- _What you should do_:
Gather all lines in the entries below that include the word "Holczhammer".

━━━ Input records

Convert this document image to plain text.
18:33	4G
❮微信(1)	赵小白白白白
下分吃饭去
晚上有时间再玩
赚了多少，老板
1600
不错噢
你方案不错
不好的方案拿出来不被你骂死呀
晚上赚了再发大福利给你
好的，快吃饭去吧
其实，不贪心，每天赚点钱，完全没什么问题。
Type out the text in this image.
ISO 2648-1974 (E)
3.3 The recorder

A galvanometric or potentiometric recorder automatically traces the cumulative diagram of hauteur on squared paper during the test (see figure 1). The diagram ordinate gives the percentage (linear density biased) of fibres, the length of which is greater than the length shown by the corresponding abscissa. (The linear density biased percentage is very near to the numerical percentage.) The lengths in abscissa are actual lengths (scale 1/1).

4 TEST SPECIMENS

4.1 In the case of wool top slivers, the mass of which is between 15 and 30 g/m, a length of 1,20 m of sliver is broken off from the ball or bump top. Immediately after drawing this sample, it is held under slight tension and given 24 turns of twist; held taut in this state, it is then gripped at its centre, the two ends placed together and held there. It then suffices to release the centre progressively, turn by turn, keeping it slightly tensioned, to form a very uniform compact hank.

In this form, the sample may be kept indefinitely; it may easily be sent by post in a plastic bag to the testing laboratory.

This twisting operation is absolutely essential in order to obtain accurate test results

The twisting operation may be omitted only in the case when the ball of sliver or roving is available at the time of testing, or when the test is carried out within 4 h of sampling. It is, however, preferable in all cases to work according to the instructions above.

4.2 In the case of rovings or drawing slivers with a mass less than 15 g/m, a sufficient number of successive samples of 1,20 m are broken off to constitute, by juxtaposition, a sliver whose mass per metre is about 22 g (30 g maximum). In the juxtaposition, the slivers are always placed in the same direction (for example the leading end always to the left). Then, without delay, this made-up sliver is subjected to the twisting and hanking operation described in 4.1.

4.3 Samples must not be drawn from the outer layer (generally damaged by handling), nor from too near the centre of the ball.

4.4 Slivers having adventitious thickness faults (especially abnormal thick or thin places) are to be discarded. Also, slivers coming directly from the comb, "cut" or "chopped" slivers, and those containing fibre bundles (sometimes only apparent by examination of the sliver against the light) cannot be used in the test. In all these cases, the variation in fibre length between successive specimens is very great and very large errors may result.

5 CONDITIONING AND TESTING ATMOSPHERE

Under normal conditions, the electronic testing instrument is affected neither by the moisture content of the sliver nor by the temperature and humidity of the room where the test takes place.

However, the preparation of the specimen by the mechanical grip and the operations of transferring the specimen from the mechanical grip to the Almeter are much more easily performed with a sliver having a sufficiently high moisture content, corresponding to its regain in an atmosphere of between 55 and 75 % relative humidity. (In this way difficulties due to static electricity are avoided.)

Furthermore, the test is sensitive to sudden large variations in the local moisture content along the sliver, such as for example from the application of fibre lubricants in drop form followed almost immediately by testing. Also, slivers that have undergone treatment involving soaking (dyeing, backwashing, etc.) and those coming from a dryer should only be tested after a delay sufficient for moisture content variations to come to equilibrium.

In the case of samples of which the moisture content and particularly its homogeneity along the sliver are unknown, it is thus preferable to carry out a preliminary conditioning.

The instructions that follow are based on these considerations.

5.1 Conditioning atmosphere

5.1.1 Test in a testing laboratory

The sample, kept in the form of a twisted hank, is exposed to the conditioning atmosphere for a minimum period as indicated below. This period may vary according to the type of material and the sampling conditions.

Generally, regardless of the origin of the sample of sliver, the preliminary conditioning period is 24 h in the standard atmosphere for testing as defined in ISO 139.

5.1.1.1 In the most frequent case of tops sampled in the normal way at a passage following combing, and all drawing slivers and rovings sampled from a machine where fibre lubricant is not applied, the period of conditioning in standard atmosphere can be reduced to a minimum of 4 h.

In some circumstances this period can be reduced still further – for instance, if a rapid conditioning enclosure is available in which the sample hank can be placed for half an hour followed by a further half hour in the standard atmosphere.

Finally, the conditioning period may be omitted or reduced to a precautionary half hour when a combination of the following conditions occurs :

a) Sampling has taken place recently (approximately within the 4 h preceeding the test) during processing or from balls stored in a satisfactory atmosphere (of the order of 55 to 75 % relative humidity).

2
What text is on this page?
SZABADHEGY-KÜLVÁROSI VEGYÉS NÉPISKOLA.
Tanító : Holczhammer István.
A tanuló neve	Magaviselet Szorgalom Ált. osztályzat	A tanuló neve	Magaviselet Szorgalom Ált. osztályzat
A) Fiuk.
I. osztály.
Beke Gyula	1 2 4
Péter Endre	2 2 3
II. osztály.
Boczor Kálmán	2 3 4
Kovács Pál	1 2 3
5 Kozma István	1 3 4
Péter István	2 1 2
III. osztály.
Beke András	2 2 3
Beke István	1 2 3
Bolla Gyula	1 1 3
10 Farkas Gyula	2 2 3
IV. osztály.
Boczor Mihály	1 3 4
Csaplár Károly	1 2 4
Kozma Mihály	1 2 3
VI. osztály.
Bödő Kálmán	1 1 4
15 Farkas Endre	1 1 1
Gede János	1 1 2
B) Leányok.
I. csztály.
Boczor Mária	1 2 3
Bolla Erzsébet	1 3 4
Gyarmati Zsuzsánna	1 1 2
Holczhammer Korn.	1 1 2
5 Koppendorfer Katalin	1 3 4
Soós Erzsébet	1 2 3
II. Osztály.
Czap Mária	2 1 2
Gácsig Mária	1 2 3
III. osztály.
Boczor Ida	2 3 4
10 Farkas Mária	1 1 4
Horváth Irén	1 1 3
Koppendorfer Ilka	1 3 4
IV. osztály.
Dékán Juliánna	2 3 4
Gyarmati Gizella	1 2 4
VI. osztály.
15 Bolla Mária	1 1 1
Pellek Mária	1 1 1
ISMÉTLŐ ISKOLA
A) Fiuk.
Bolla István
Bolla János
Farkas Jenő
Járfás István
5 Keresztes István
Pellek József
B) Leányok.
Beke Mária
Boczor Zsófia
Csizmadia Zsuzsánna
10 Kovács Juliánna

━━━━━━

- _Output for this task_:
Tanító : Holczhammer István.
Holczhammer Korn.	1 1 2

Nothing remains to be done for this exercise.